Written exercise:
Could you extract every entry below and reproduce it exactly?

[Records about charts and figures]
— start —
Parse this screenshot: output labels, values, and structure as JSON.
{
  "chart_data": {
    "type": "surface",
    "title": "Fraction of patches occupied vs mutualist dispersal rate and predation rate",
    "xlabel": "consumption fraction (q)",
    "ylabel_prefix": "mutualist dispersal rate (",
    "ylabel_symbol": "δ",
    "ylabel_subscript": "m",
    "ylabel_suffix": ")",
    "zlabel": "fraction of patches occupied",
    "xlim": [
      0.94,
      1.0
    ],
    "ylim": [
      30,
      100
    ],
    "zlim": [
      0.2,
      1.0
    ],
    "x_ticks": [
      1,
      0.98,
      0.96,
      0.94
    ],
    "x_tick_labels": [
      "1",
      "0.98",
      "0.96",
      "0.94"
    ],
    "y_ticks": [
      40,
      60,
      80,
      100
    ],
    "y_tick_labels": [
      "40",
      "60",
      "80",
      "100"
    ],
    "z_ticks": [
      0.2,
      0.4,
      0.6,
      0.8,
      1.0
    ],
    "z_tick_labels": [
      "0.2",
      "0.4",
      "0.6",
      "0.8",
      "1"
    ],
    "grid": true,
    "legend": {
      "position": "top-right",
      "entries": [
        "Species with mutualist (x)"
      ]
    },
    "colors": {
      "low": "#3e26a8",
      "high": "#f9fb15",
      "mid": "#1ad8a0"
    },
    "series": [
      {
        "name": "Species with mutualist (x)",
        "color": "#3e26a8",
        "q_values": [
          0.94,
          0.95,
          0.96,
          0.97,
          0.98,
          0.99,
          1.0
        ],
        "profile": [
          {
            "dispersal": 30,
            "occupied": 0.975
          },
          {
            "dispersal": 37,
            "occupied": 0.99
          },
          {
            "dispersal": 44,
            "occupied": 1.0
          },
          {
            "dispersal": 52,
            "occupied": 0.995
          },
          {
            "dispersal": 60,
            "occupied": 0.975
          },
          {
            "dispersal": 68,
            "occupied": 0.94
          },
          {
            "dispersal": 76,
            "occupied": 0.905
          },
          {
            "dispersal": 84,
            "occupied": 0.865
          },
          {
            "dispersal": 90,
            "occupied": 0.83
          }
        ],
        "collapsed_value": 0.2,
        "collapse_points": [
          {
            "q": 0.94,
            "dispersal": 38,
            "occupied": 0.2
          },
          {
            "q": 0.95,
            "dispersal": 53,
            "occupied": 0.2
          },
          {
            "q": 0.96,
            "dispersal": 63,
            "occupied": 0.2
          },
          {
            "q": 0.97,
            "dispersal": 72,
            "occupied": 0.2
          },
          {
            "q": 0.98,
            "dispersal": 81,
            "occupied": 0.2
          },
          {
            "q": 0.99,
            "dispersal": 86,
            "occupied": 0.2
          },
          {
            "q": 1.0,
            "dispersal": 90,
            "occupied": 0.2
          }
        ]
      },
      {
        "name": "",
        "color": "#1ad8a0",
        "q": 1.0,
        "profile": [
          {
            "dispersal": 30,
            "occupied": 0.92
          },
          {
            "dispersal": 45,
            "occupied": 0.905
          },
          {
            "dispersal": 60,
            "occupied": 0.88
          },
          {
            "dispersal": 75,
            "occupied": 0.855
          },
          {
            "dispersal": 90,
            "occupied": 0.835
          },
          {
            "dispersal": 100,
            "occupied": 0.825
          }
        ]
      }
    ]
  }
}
— end —
The solution:
Parse this screenshot: output labels, values, and structure as JSON.
{
  "chart_data": {
    "type": "surface",
    "title": "Fraction of patches occupied vs mutualist dispersal rate and predation rate",
    "xlabel": "consumption fraction (q)",
    "ylabel_prefix": "mutualist dispersal rate (",
    "ylabel_symbol": "δ",
    "ylabel_subscript": "m",
    "ylabel_suffix": ")",
    "zlabel": "fraction of patches occupied",
    "xlim": [
      0.94,
      1.0
    ],
    "ylim": [
      30,
      100
    ],
    "zlim": [
      0.2,
      1.0
    ],
    "x_ticks": [
      1,
      0.98,
      0.96,
      0.94
    ],
    "x_tick_labels": [
      "1",
      "0.98",
      "0.96",
      "0.94"
    ],
    "y_ticks": [
      40,
      60,
      80,
      100
    ],
    "y_tick_labels": [
      "40",
      "60",
      "80",
      "100"
    ],
    "z_ticks": [
      0.2,
      0.4,
      0.6,
      0.8,
      1.0
    ],
    "z_tick_labels": [
      "0.2",
      "0.4",
      "0.6",
      "0.8",
      "1"
    ],
    "grid": true,
    "legend": {
      "position": "top-right",
      "entries": [
        "Species with mutualist (x)"
      ]
    },
    "colors": {
      "low": "#3e26a8",
      "high": "#f9fb15",
      "mid": "#1ad8a0"
    },
    "series": [
      {
        "name": "Species with mutualist (x)",
        "color": "#3e26a8",
        "q_values": [
          0.94,
          0.95,
          0.96,
          0.97,
          0.98,
          0.99,
          1.0
        ],
        "profile": [
          {
            "dispersal": 30,
            "occupied": 0.975
          },
          {
            "dispersal": 37,
            "occupied": 0.99
          },
          {
            "dispersal": 44,
            "occupied": 1.0
          },
          {
            "dispersal": 52,
            "occupied": 0.995
          },
          {
            "dispersal": 60,
            "occupied": 0.975
          },
          {
            "dispersal": 68,
            "occupied": 0.94
          },
          {
            "dispersal": 76,
            "occupied": 0.905
          },
          {
            "dispersal": 84,
            "occupied": 0.865
          },
          {
            "dispersal": 90,
            "occupied": 0.83
          }
        ],
        "collapsed_value": 0.2,
        "collapse_points": [
          {
            "q": 0.94,
            "dispersal": 38,
            "occupied": 0.2
          },
          {
            "q": 0.95,
            "dispersal": 53,
            "occupied": 0.2
          },
          {
            "q": 0.96,
            "dispersal": 63,
            "occupied": 0.2
          },
          {
            "q": 0.97,
            "dispersal": 72,
            "occupied": 0.2
          },
          {
            "q": 0.98,
            "dispersal": 81,
            "occupied": 0.2
          },
          {
            "q": 0.99,
            "dispersal": 86,
            "occupied": 0.2
          },
          {
            "q": 1.0,
            "dispersal": 90,
            "occupied": 0.2
          }
        ]
      },
      {
        "name": "",
        "color": "#1ad8a0",
        "q": 1.0,
        "profile": [
          {
            "dispersal": 30,
            "occupied": 0.92
          },
          {
            "dispersal": 45,
            "occupied": 0.905
          },
          {
            "dispersal": 60,
            "occupied": 0.88
          },
          {
            "dispersal": 75,
            "occupied": 0.855
          },
          {
            "dispersal": 90,
            "occupied": 0.835
          },
          {
            "dispersal": 100,
            "occupied": 0.825
          }
        ]
      }
    ]
  }
}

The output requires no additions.